**Aim of the task:** Send each entry back exactly as given, pictures excluded.

+++ Extracted data +++

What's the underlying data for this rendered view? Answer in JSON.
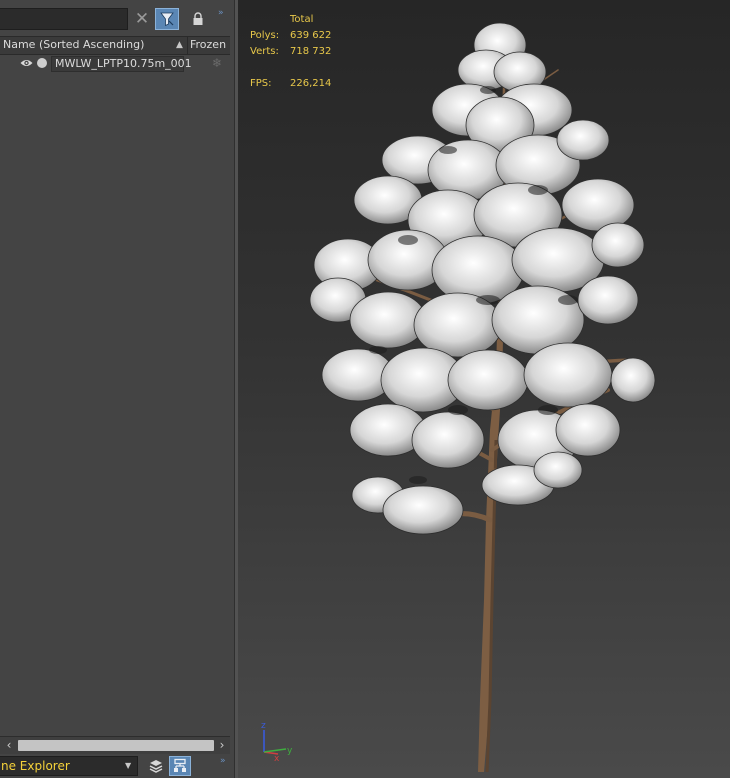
{
  "scene_explorer": {
    "search": {
      "value": "",
      "placeholder": ""
    },
    "toolbar": {
      "clear_icon": "close-icon",
      "filter_icon": "filter-icon",
      "lock_icon": "lock-icon",
      "more": "»"
    },
    "columns": {
      "name": "Name (Sorted Ascending)",
      "sort_indicator": "▲",
      "frozen": "Frozen"
    },
    "rows": [
      {
        "name": "MWLW_LPTP10.75m_001",
        "visible_icon": "eye-icon",
        "render_icon": "circle-icon",
        "frozen_icon": "snowflake-icon"
      }
    ],
    "scroll": {
      "left": "‹",
      "right": "›"
    },
    "bottom": {
      "explorer_label": "ne Explorer",
      "dropdown_icon": "chevron-down-icon",
      "layers_icon": "layers-icon",
      "hierarchy_icon": "hierarchy-icon",
      "more": "»"
    }
  },
  "viewport": {
    "stats": {
      "header": "Total",
      "polys_label": "Polys:",
      "polys_value": "639 622",
      "verts_label": "Verts:",
      "verts_value": "718 732",
      "fps_label": "FPS:",
      "fps_value": "226,214"
    },
    "gizmo": {
      "x": "x",
      "y": "y",
      "z": "z"
    },
    "colors": {
      "stats": "#e8c84a",
      "accent": "#5a86b4"
    }
  }
}
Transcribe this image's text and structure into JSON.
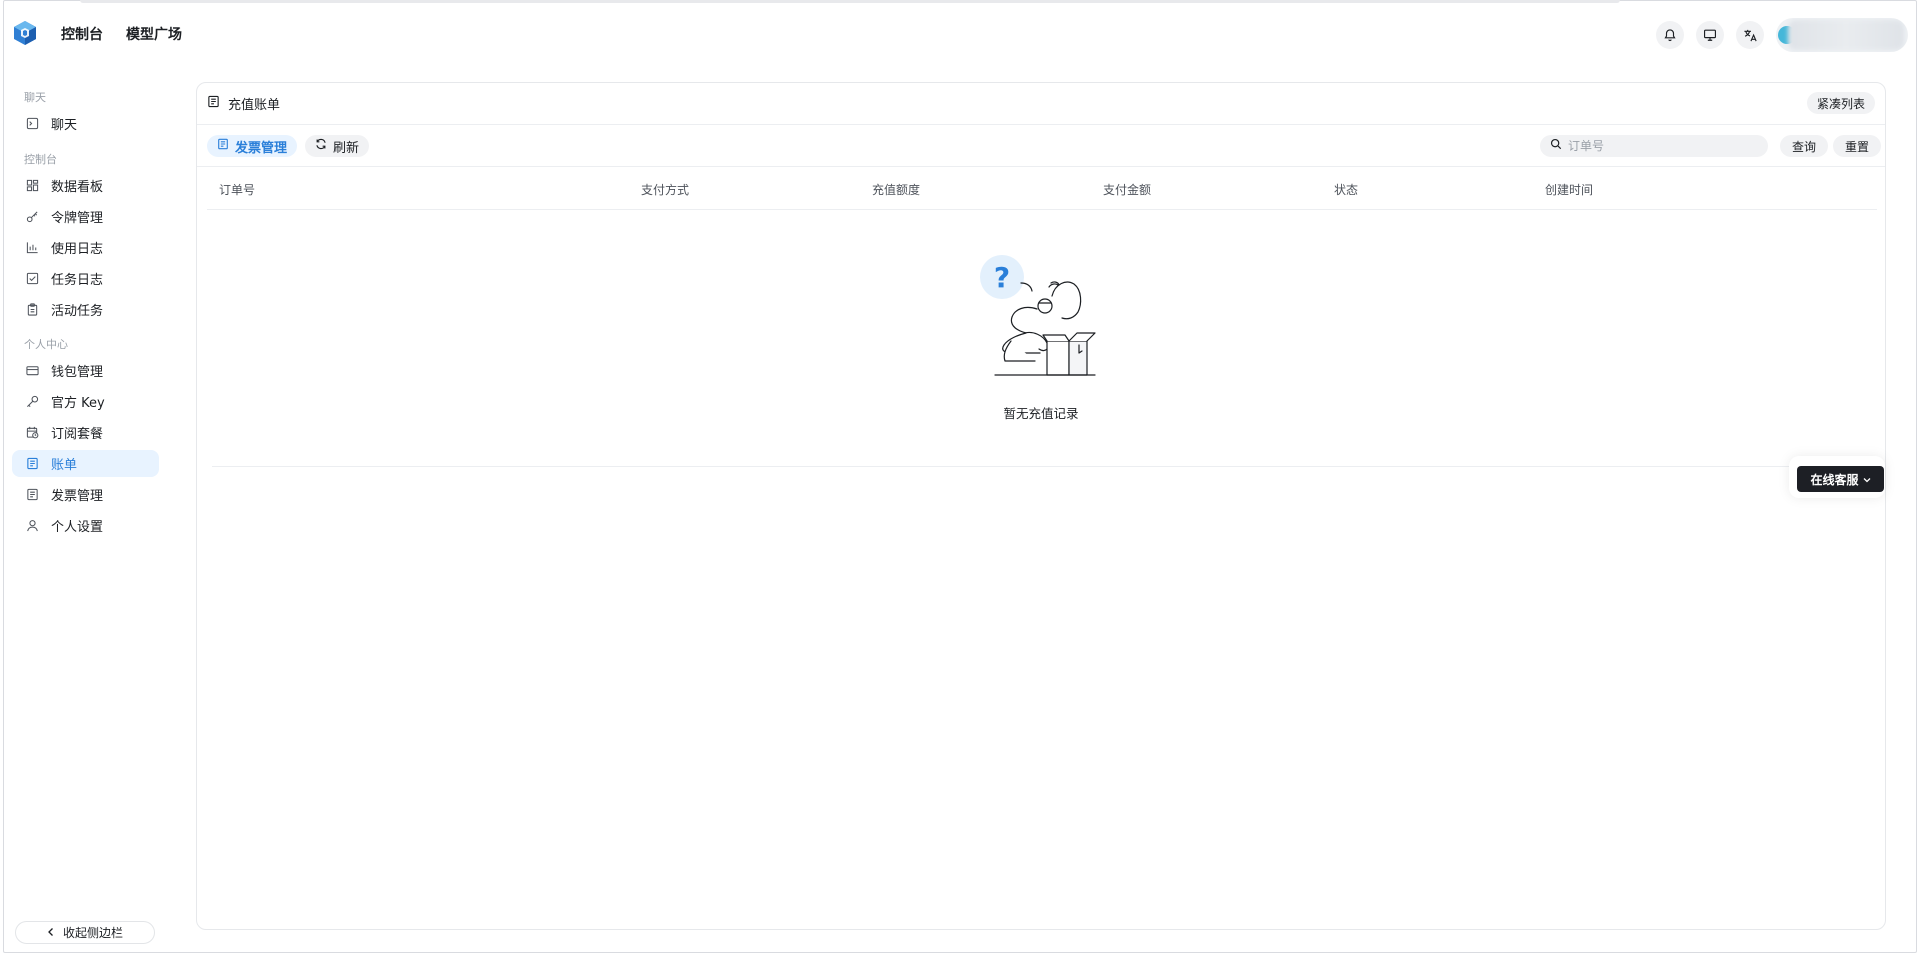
{
  "header": {
    "nav": [
      {
        "label": "控制台"
      },
      {
        "label": "模型广场"
      }
    ],
    "icons": [
      "bell-icon",
      "monitor-icon",
      "translate-icon"
    ]
  },
  "sidebar": {
    "groups": [
      {
        "label": "聊天"
      },
      {
        "label": "控制台"
      },
      {
        "label": "个人中心"
      }
    ],
    "items": [
      {
        "label": "聊天",
        "icon": "chat-icon"
      },
      {
        "label": "数据看板",
        "icon": "dashboard-icon"
      },
      {
        "label": "令牌管理",
        "icon": "key-icon"
      },
      {
        "label": "使用日志",
        "icon": "bar-chart-icon"
      },
      {
        "label": "任务日志",
        "icon": "checkbox-icon"
      },
      {
        "label": "活动任务",
        "icon": "clipboard-icon"
      },
      {
        "label": "钱包管理",
        "icon": "wallet-icon"
      },
      {
        "label": "官方 Key",
        "icon": "key-outline-icon"
      },
      {
        "label": "订阅套餐",
        "icon": "calendar-clock-icon"
      },
      {
        "label": "账单",
        "icon": "bill-icon",
        "active": true
      },
      {
        "label": "发票管理",
        "icon": "invoice-icon"
      },
      {
        "label": "个人设置",
        "icon": "user-icon"
      }
    ],
    "collapse_label": "收起侧边栏"
  },
  "main": {
    "title": "充值账单",
    "compact_label": "紧凑列表",
    "toolbar": {
      "invoice_label": "发票管理",
      "refresh_label": "刷新",
      "search_placeholder": "订单号",
      "query_label": "查询",
      "reset_label": "重置"
    },
    "table": {
      "columns": [
        "订单号",
        "支付方式",
        "充值额度",
        "支付金额",
        "状态",
        "创建时间"
      ],
      "rows": [],
      "empty_text": "暂无充值记录"
    }
  },
  "support": {
    "label": "在线客服"
  },
  "colors": {
    "accent": "#2a7fd9",
    "active_bg": "#e8f3ff",
    "support_bg": "#1d1f25"
  }
}
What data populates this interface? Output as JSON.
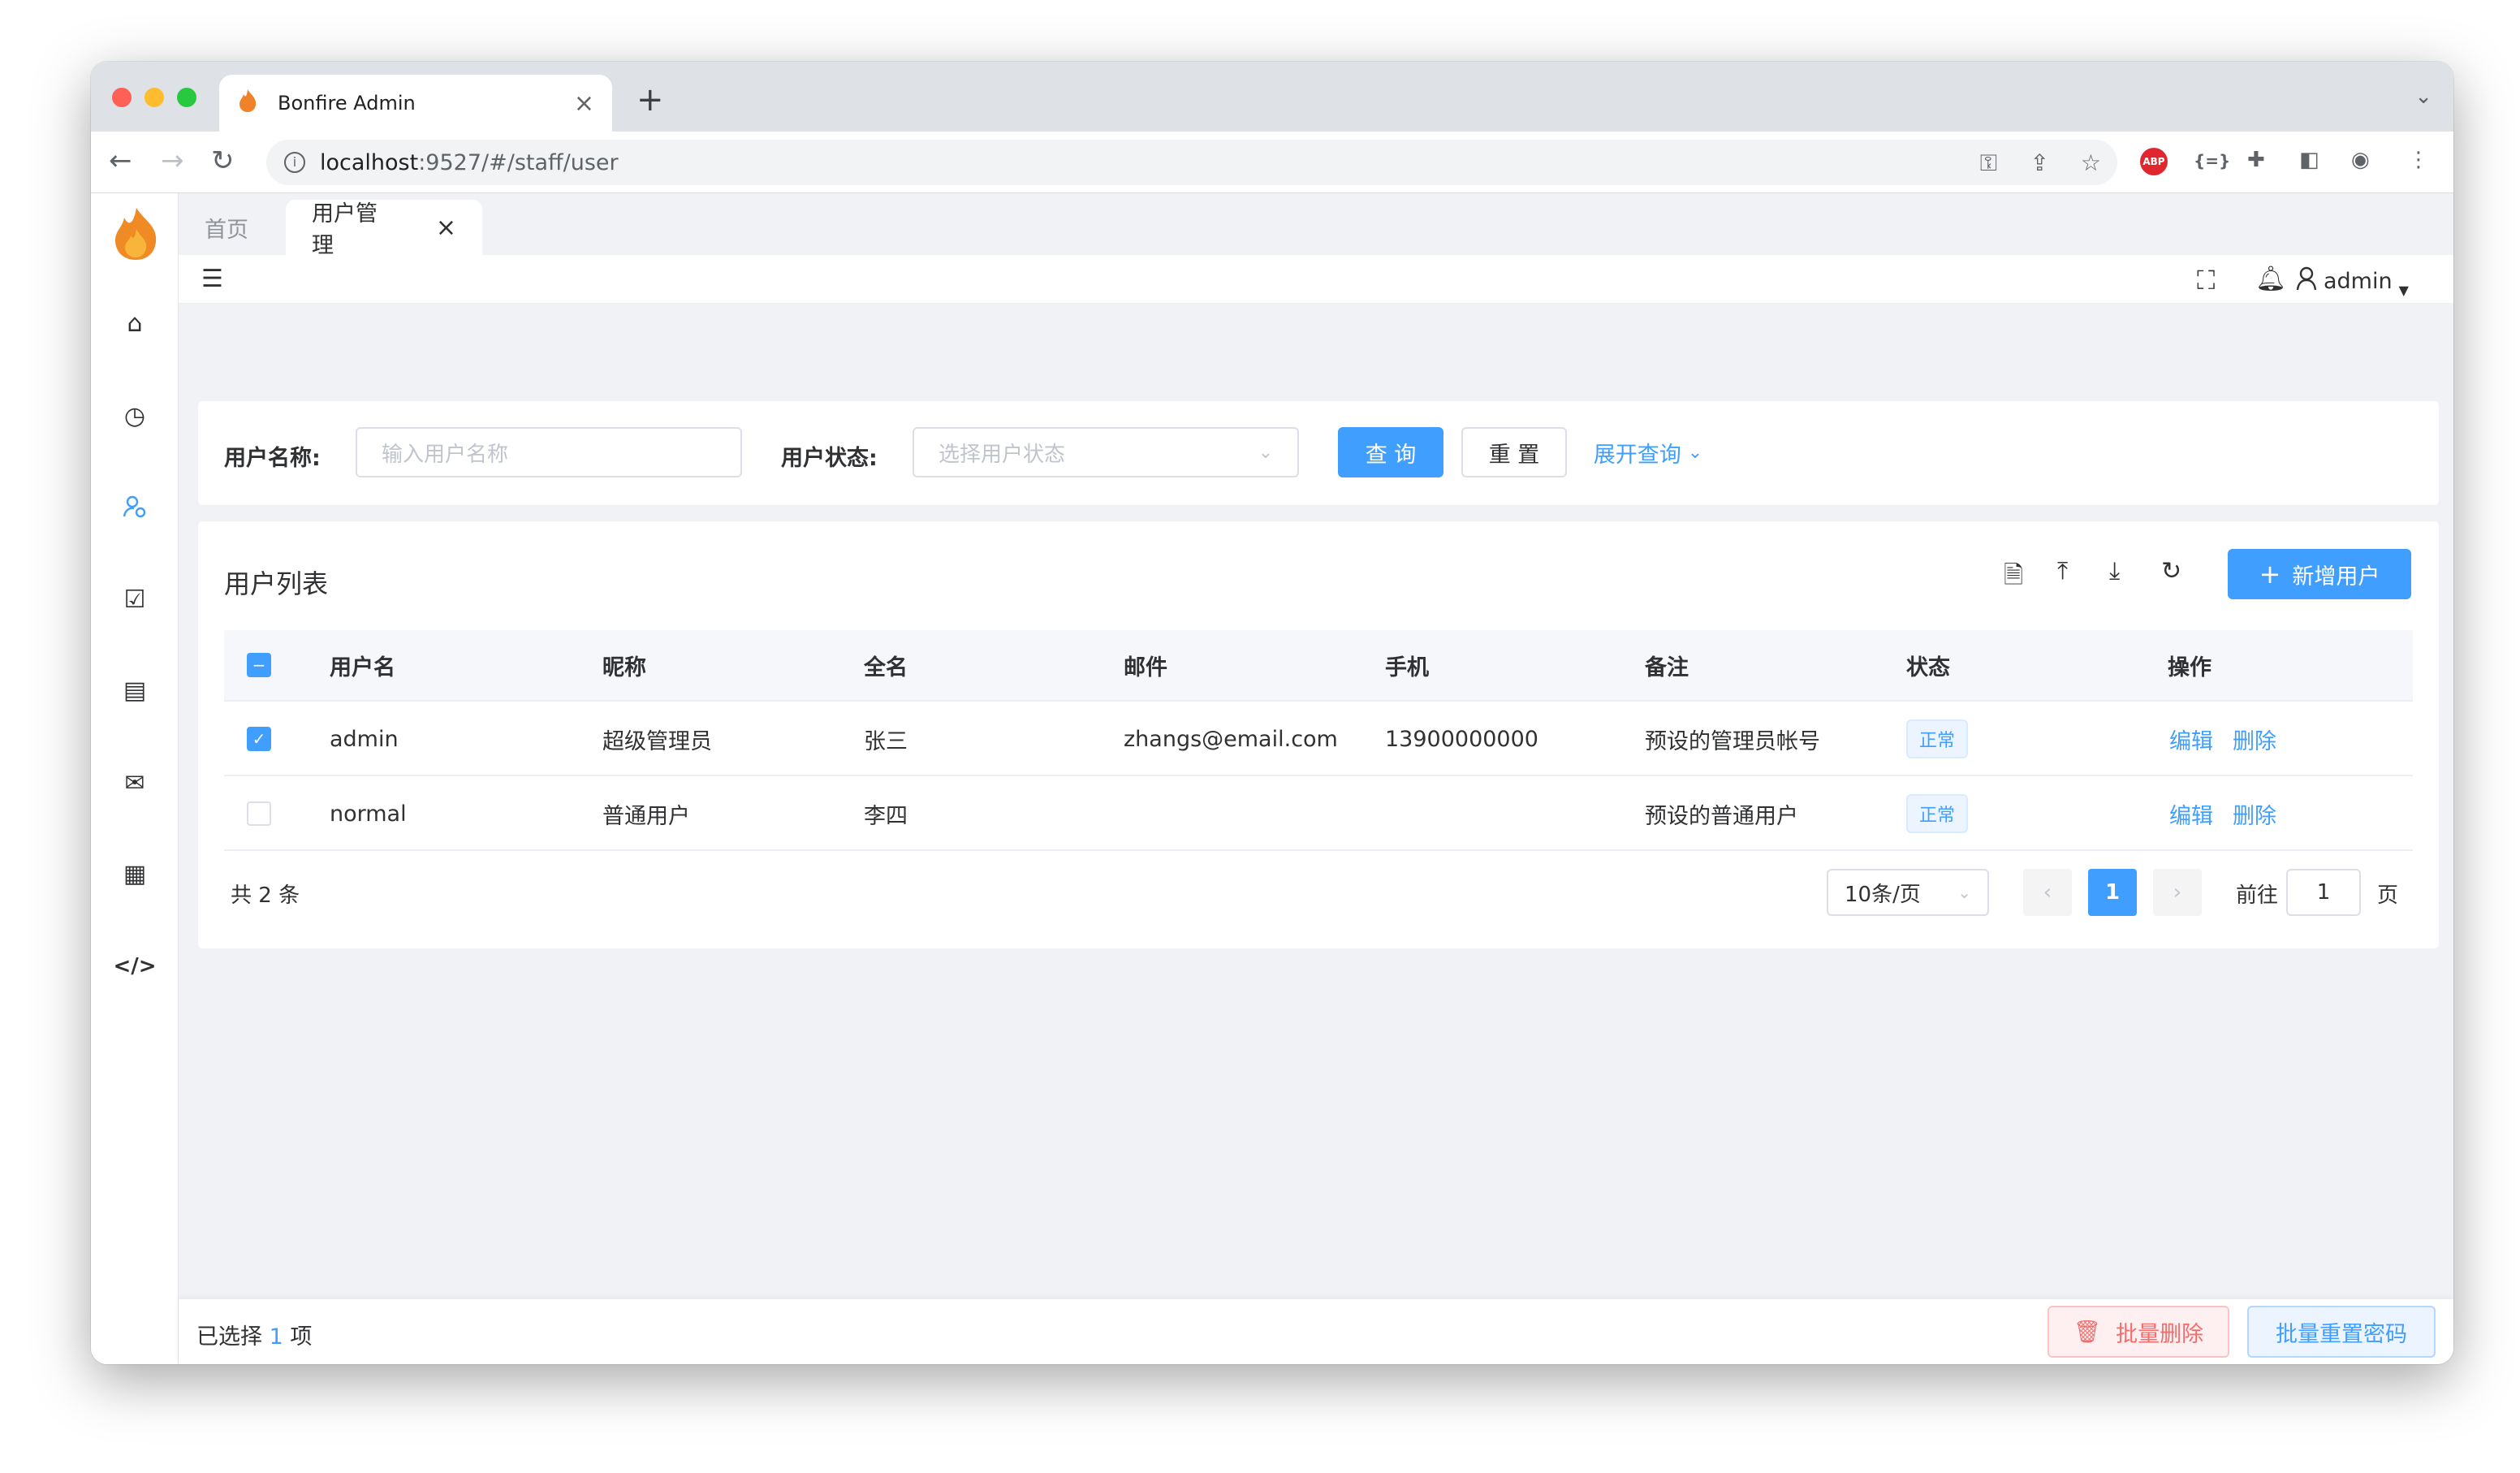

+++

**Reply to the task:**
What's the underlying data for this rendered view? Answer in JSON.
{
  "scene_explorer": {
    "search": {
      "value": "",
      "placeholder": ""
    },
    "toolbar": {
      "clear_icon": "close-icon",
      "filter_icon": "filter-icon",
      "lock_icon": "lock-icon",
      "more": "»"
    },
    "columns": {
      "name": "Name (Sorted Ascending)",
      "sort_indicator": "▲",
      "frozen": "Frozen"
    },
    "rows": [
      {
        "name": "MWLW_LPTP10.75m_001",
        "visible_icon": "eye-icon",
        "render_icon": "circle-icon",
        "frozen_icon": "snowflake-icon"
      }
    ],
    "scroll": {
      "left": "‹",
      "right": "›"
    },
    "bottom": {
      "explorer_label": "ne Explorer",
      "dropdown_icon": "chevron-down-icon",
      "layers_icon": "layers-icon",
      "hierarchy_icon": "hierarchy-icon",
      "more": "»"
    }
  },
  "viewport": {
    "stats": {
      "header": "Total",
      "polys_label": "Polys:",
      "polys_value": "639 622",
      "verts_label": "Verts:",
      "verts_value": "718 732",
      "fps_label": "FPS:",
      "fps_value": "226,214"
    },
    "gizmo": {
      "x": "x",
      "y": "y",
      "z": "z"
    },
    "colors": {
      "stats": "#e8c84a",
      "accent": "#5a86b4"
    }
  }
}
Transcribe this image's text and structure into JSON.
{
  "header": {
    "nav": [
      {
        "label": "控制台"
      },
      {
        "label": "模型广场"
      }
    ],
    "icons": [
      "bell-icon",
      "monitor-icon",
      "translate-icon"
    ]
  },
  "sidebar": {
    "groups": [
      {
        "label": "聊天"
      },
      {
        "label": "控制台"
      },
      {
        "label": "个人中心"
      }
    ],
    "items": [
      {
        "label": "聊天",
        "icon": "chat-icon"
      },
      {
        "label": "数据看板",
        "icon": "dashboard-icon"
      },
      {
        "label": "令牌管理",
        "icon": "key-icon"
      },
      {
        "label": "使用日志",
        "icon": "bar-chart-icon"
      },
      {
        "label": "任务日志",
        "icon": "checkbox-icon"
      },
      {
        "label": "活动任务",
        "icon": "clipboard-icon"
      },
      {
        "label": "钱包管理",
        "icon": "wallet-icon"
      },
      {
        "label": "官方 Key",
        "icon": "key-outline-icon"
      },
      {
        "label": "订阅套餐",
        "icon": "calendar-clock-icon"
      },
      {
        "label": "账单",
        "icon": "bill-icon",
        "active": true
      },
      {
        "label": "发票管理",
        "icon": "invoice-icon"
      },
      {
        "label": "个人设置",
        "icon": "user-icon"
      }
    ],
    "collapse_label": "收起侧边栏"
  },
  "main": {
    "title": "充值账单",
    "compact_label": "紧凑列表",
    "toolbar": {
      "invoice_label": "发票管理",
      "refresh_label": "刷新",
      "search_placeholder": "订单号",
      "query_label": "查询",
      "reset_label": "重置"
    },
    "table": {
      "columns": [
        "订单号",
        "支付方式",
        "充值额度",
        "支付金额",
        "状态",
        "创建时间"
      ],
      "rows": [],
      "empty_text": "暂无充值记录"
    }
  },
  "support": {
    "label": "在线客服"
  },
  "colors": {
    "accent": "#2a7fd9",
    "active_bg": "#e8f3ff",
    "support_bg": "#1d1f25"
  }
}
What data populates this interface? Output as JSON.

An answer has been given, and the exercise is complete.